▶ Raw data:
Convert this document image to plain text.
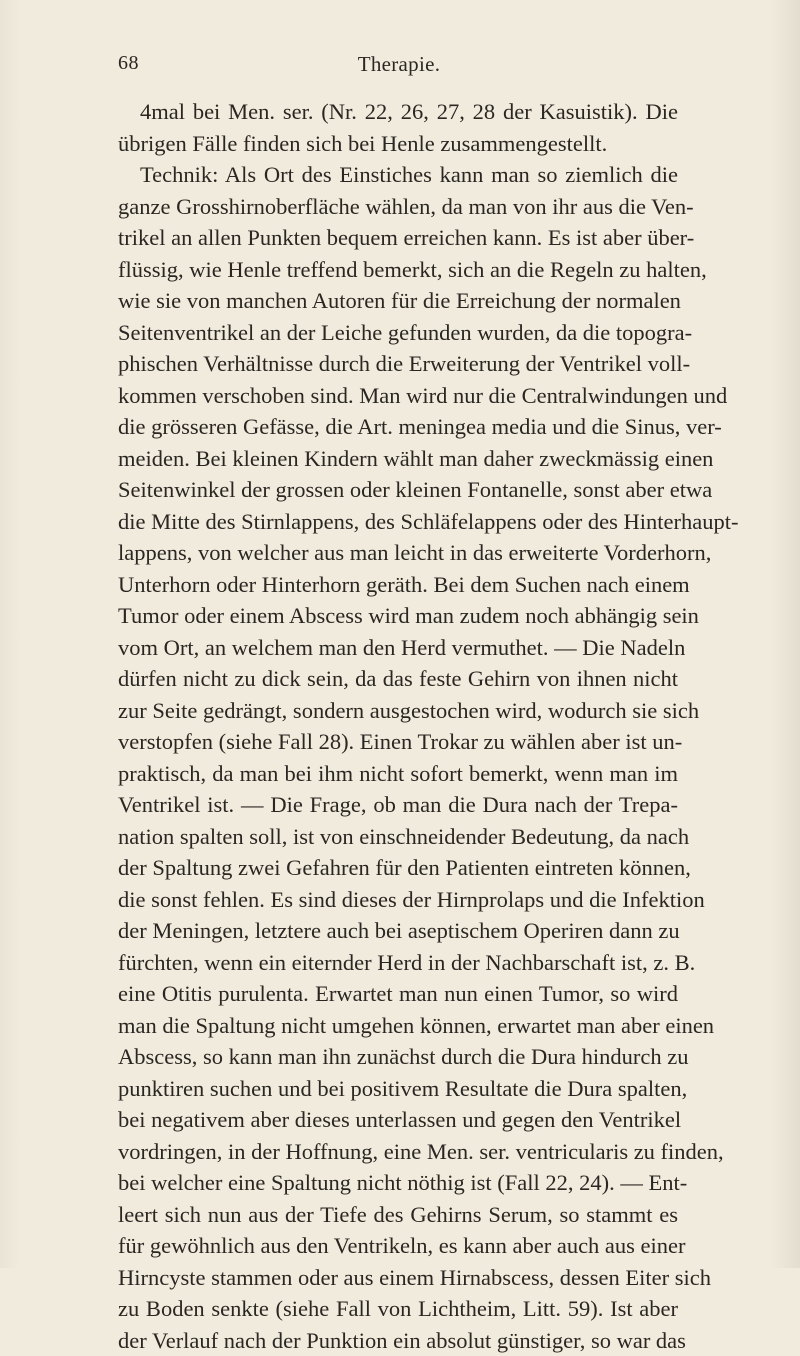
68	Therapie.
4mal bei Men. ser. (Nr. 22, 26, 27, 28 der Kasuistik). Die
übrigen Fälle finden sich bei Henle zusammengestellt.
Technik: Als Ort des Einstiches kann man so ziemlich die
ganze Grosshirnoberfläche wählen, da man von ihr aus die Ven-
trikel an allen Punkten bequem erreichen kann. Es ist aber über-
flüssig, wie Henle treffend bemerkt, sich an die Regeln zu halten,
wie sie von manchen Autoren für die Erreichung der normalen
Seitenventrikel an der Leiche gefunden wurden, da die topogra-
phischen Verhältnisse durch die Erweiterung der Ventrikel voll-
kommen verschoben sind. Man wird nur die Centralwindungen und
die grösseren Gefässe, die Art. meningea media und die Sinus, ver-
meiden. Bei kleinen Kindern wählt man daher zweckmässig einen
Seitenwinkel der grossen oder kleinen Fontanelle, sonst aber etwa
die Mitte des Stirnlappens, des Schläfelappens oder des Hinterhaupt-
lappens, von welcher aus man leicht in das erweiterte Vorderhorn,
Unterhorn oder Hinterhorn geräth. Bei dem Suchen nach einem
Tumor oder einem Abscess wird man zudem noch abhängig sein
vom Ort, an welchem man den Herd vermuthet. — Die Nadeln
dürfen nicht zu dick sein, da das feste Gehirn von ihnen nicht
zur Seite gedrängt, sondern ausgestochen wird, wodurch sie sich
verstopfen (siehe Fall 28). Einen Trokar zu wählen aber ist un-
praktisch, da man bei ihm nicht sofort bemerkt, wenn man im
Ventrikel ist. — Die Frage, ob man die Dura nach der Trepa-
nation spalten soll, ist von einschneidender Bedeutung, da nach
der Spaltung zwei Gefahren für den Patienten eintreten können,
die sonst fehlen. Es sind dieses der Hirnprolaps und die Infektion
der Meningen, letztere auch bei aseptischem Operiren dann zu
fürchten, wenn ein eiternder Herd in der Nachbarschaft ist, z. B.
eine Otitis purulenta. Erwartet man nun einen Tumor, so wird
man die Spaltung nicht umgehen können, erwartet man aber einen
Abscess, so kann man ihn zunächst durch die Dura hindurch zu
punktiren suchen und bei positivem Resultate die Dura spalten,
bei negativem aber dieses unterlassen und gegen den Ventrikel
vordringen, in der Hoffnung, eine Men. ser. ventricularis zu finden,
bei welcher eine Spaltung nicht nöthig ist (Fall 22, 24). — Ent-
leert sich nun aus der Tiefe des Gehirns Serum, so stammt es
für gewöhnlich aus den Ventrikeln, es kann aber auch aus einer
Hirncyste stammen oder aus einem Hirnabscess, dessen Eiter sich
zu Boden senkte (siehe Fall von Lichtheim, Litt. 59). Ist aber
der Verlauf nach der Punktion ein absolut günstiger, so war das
* * *
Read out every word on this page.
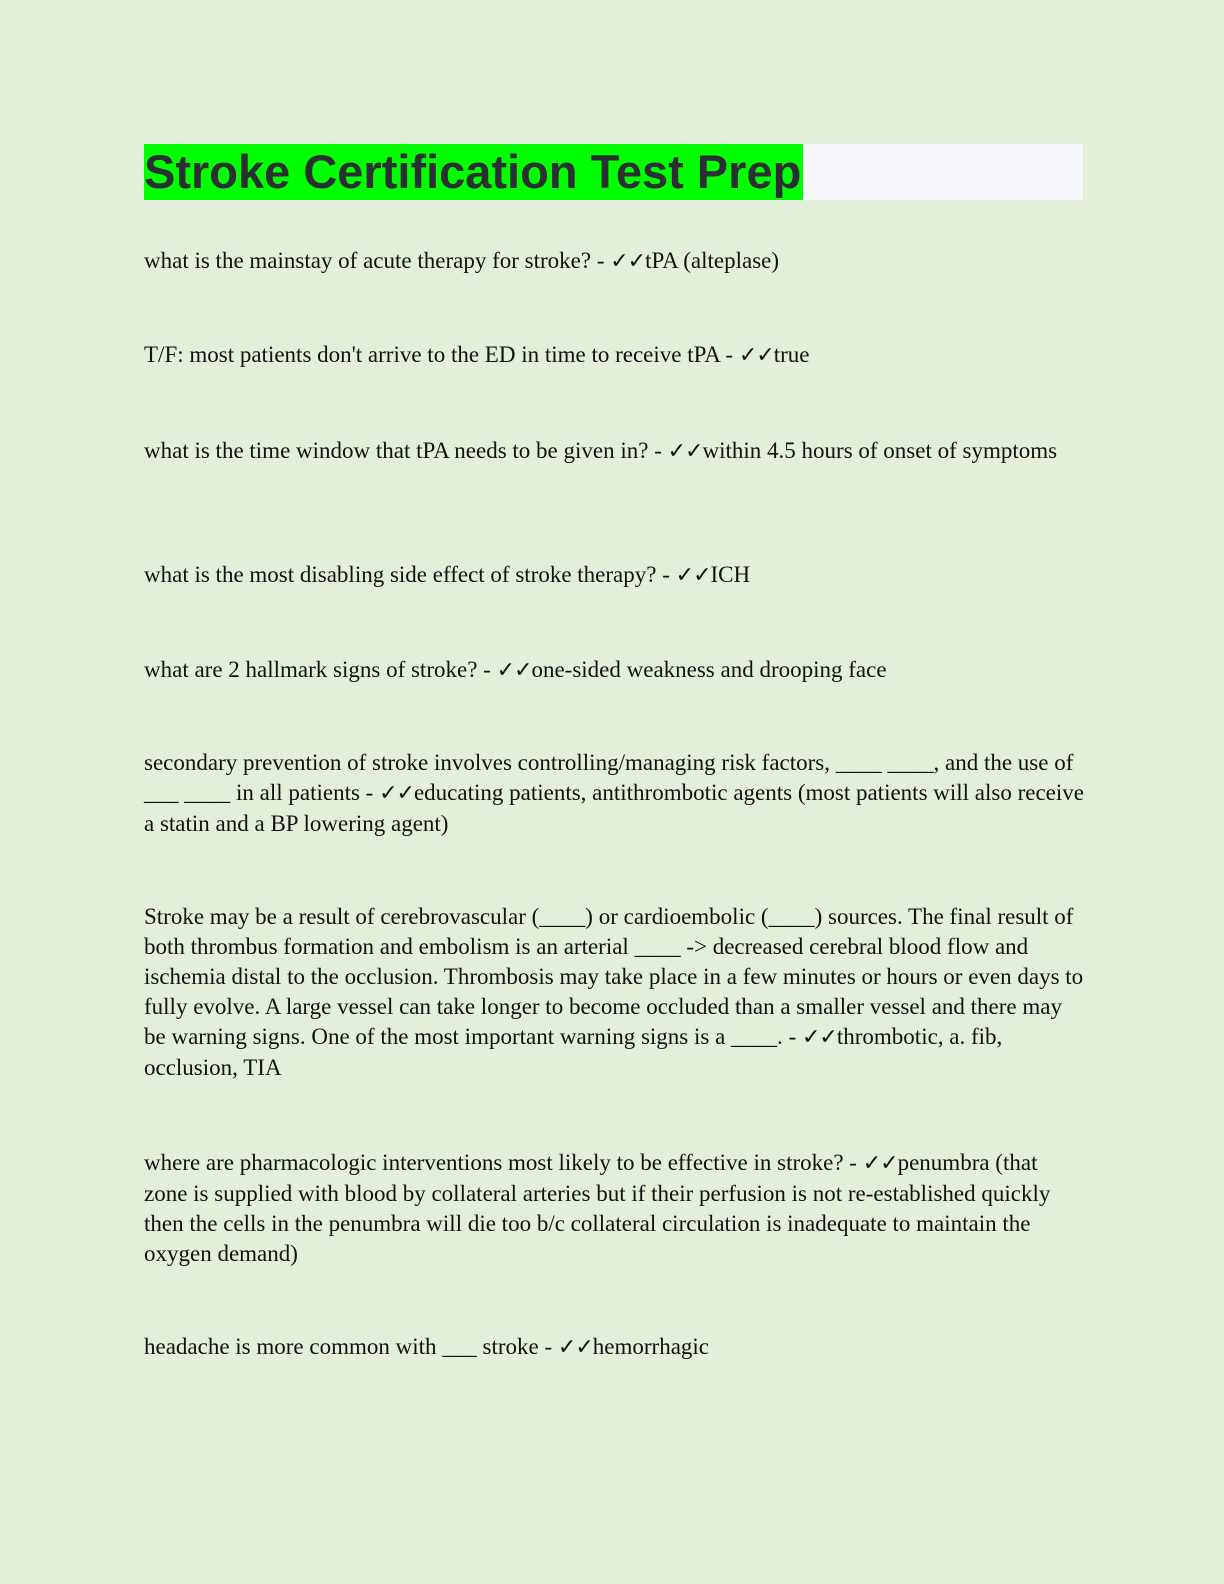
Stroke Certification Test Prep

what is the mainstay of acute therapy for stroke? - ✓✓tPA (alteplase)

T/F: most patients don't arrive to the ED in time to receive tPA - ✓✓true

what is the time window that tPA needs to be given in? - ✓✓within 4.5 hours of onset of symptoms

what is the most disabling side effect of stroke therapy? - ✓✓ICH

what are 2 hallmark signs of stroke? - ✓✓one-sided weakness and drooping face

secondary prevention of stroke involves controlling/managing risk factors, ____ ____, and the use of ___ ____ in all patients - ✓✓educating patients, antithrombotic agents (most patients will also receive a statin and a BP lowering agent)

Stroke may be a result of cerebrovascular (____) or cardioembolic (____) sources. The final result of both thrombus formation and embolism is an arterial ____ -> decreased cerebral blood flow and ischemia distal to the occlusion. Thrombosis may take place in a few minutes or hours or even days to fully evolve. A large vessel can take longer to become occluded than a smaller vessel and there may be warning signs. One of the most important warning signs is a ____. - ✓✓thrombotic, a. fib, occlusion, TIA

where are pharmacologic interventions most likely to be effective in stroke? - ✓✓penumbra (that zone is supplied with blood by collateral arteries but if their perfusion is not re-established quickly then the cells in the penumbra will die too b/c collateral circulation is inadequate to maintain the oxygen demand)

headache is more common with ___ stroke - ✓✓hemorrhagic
--
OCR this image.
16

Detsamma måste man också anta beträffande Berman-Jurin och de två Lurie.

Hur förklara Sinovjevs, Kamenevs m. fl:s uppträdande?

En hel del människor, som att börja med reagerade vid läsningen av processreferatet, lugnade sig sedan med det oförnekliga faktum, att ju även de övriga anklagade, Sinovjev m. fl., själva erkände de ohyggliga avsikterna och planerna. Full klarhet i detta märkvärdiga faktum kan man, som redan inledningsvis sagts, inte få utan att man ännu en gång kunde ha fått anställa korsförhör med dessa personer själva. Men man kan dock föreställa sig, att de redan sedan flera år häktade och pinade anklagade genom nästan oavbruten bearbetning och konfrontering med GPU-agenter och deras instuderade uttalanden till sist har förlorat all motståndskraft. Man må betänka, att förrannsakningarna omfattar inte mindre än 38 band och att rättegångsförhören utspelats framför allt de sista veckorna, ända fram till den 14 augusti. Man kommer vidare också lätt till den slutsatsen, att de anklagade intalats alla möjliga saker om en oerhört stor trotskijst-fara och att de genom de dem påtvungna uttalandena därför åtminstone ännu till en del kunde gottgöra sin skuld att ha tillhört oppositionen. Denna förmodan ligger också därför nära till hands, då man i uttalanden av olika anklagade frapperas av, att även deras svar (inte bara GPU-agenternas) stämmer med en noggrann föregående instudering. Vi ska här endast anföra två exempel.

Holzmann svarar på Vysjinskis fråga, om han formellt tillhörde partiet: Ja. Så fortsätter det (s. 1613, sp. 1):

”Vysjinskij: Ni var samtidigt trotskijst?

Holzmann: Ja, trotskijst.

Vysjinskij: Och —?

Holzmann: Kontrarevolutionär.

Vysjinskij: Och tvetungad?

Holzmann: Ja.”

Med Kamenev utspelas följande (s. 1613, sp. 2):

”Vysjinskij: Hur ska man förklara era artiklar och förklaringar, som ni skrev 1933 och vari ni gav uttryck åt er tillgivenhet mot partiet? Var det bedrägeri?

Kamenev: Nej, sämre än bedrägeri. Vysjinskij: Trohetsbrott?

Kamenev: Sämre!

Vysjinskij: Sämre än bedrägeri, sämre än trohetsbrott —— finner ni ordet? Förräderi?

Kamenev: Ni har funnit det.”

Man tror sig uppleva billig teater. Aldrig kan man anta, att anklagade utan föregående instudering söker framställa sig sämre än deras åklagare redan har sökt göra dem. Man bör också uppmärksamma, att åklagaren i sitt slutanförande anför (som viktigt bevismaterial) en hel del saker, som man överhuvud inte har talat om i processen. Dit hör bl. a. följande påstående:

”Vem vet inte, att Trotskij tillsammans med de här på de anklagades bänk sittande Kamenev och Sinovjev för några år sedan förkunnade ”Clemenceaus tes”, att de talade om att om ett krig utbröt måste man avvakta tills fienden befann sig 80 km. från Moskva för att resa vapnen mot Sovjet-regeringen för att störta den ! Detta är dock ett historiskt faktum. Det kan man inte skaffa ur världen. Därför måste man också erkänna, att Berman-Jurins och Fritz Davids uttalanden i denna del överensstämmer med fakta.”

▶ About this task: When the entries above show the word "Spaltung" in a line, copy that line out.

▶ Solution to this problem:
der Spaltung zwei Gefahren für den Patienten eintreten können,
man die Spaltung nicht umgehen können, erwartet man aber einen
bei welcher eine Spaltung nicht nöthig ist (Fall 22, 24). — Ent-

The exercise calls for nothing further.